== YOUR INSTRUCTIONS ==
Write the data out again exactly, with no pictures.

____________________

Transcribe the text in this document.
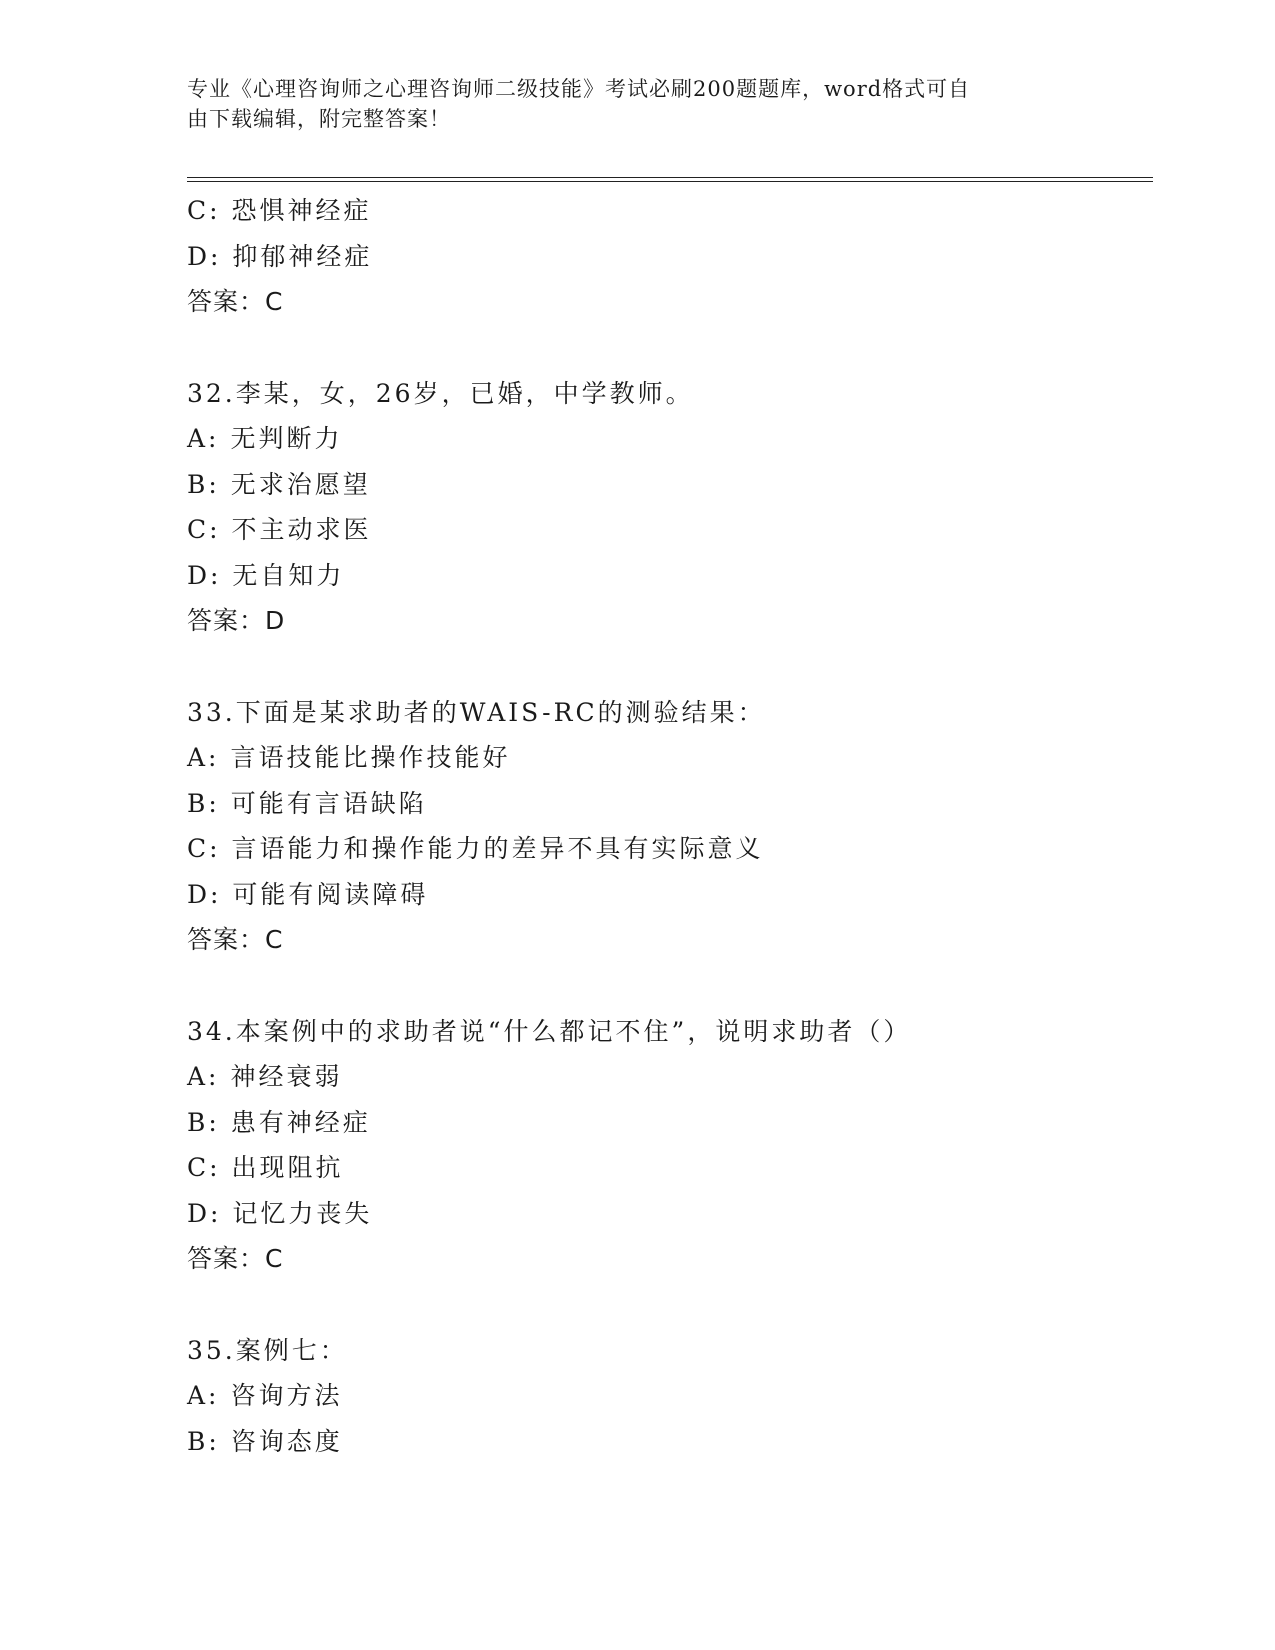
专业《心理咨询师之心理咨询师二级技能》考试必刷200题题库，word格式可自
由下载编辑，附完整答案！
C: 恐惧神经症
D: 抑郁神经症
答案：C
32.李某，女，26岁，已婚，中学教师。
A: 无判断力
B: 无求治愿望
C: 不主动求医
D: 无自知力
答案：D
33.下面是某求助者的WAIS-RC的测验结果：
A: 言语技能比操作技能好
B: 可能有言语缺陷
C: 言语能力和操作能力的差异不具有实际意义
D: 可能有阅读障碍
答案：C
34.本案例中的求助者说“什么都记不住”，说明求助者（）
A: 神经衰弱
B: 患有神经症
C: 出现阻抗
D: 记忆力丧失
答案：C
35.案例七：
A: 咨询方法
B: 咨询态度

____________________

== FULL SOLUTION ==
Transcribe the text in this document.
专业《心理咨询师之心理咨询师二级技能》考试必刷200题题库，word格式可自
由下载编辑，附完整答案！
C: 恐惧神经症
D: 抑郁神经症
答案：C
32.李某，女，26岁，已婚，中学教师。
A: 无判断力
B: 无求治愿望
C: 不主动求医
D: 无自知力
答案：D
33.下面是某求助者的WAIS-RC的测验结果：
A: 言语技能比操作技能好
B: 可能有言语缺陷
C: 言语能力和操作能力的差异不具有实际意义
D: 可能有阅读障碍
答案：C
34.本案例中的求助者说“什么都记不住”，说明求助者（）
A: 神经衰弱
B: 患有神经症
C: 出现阻抗
D: 记忆力丧失
答案：C
35.案例七：
A: 咨询方法
B: 咨询态度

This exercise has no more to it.